Catholic diocese in Spain

The Diocese of Sigüenza-Guadalajara (Dioecesis Seguntinus-Guadalaiarensis) is a Latin Church diocese of the Catholic Church located in the cities of Sigüenza and Guadalajara, Spain in the ecclesiastical province of Toledo in Spain. It is in the located in the secular Spanish province of Guadalajara in Castile, central Spain. It is bounded on the north by Soria, on the east by Zaragoza and Teruel, on the south by Cuenca and on the west by Guadalajara and Segovia.

==History==

The diocese was established in 589 AD: the fictitious chronicles pretended that St. Sacerdos of Limoges in France had been its bishop; Protogenes was present as Bishop of Sigüenza at the Third Council of Toledo and again the same Protogenes at Gundemar's council in 610; Ilsidclus assisted at the fourth, fifth and sixth councils; Wideric, at the seventh to the tenth; Egica, at the eleventh; Ela, at the twelfth, thirteenth and fourteenth; Gunderic, at the fifteenth and sixteenth. The succession of bishops continued under the Arab domination: Eulogius of Córdoba, in 851, was succeeded by Sisemund. But later on Sigüenza was so completely depopulated that it does not appear among the cities conquered by Alfonso VI of Castile (1065–1109) when he subdued all this region. The first bishop of Sigüenza, after it had been repeopled, was Bernardo, a native of Agen in France, who had been "capisol" (caput schola, Latin for school head(master)) of Toledo; he rebuilt the church and consecrated it on the Feast of St. Stephen, 1123, and placed in it a chapter of canons regular; he died Bishop-elect of Santiago. On 14 March 1140, Alfonso VII granted the bishop the feudal lordship of Sigüenza, which his successors retained until the fourteenth century, making the diocese a minor prince-bishopric.

(Stored items from a collection)

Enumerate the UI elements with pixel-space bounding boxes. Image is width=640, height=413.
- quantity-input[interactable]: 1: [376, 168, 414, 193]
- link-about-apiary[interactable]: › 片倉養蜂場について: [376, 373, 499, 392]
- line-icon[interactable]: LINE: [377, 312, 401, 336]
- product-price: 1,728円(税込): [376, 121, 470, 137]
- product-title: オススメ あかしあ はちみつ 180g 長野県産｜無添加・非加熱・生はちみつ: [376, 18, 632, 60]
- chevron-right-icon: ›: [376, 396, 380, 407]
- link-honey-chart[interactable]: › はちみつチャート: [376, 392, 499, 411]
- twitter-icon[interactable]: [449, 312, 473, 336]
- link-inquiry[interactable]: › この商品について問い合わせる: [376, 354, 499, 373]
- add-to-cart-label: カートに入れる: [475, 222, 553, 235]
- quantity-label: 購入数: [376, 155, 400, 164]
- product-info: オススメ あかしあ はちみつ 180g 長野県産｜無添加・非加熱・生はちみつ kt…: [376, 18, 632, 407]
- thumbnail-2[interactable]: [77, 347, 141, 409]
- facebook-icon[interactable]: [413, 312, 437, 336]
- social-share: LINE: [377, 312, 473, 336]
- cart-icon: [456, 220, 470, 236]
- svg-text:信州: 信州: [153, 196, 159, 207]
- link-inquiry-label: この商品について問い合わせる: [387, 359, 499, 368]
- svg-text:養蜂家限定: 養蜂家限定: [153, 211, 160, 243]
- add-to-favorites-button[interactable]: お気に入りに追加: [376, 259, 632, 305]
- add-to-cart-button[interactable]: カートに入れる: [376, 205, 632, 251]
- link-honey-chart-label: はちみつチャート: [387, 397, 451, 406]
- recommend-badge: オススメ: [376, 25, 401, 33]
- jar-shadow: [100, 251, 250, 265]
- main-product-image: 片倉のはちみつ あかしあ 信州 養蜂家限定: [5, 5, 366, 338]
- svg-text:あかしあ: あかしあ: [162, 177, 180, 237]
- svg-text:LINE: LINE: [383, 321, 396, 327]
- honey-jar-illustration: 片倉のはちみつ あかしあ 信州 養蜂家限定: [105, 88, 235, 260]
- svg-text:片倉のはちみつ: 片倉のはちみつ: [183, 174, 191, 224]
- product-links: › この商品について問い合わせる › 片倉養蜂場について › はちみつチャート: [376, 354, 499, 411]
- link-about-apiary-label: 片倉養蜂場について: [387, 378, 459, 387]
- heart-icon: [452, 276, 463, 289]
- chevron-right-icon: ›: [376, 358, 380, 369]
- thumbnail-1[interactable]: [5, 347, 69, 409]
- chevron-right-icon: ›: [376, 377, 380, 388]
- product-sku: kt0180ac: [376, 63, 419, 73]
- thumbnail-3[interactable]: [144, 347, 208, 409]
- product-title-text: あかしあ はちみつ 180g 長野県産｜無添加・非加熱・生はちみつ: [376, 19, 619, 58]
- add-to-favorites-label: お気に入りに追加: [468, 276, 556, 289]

**Exercise brief:**
In the text about the Diocese of Sigüenza-Guadalajara, copy the stretch from "Catholic diocese in" through "Guadalajara and Segovia.", swapping "bounded" for "bordered". The data stands apart from the text about the diocese.

**Expected output:**
Catholic diocese in Spain

The Diocese of Sigüenza-Guadalajara (Dioecesis Seguntinus-Guadalaiarensis) is a Latin Church diocese of the Catholic Church located in the cities of Sigüenza and Guadalajara, Spain in the ecclesiastical province of Toledo in Spain. It is in the located in the secular Spanish province of Guadalajara in Castile, central Spain. It is bordered on the north by Soria, on the east by Zaragoza and Teruel, on the south by Cuenca and on the west by Guadalajara and Segovia.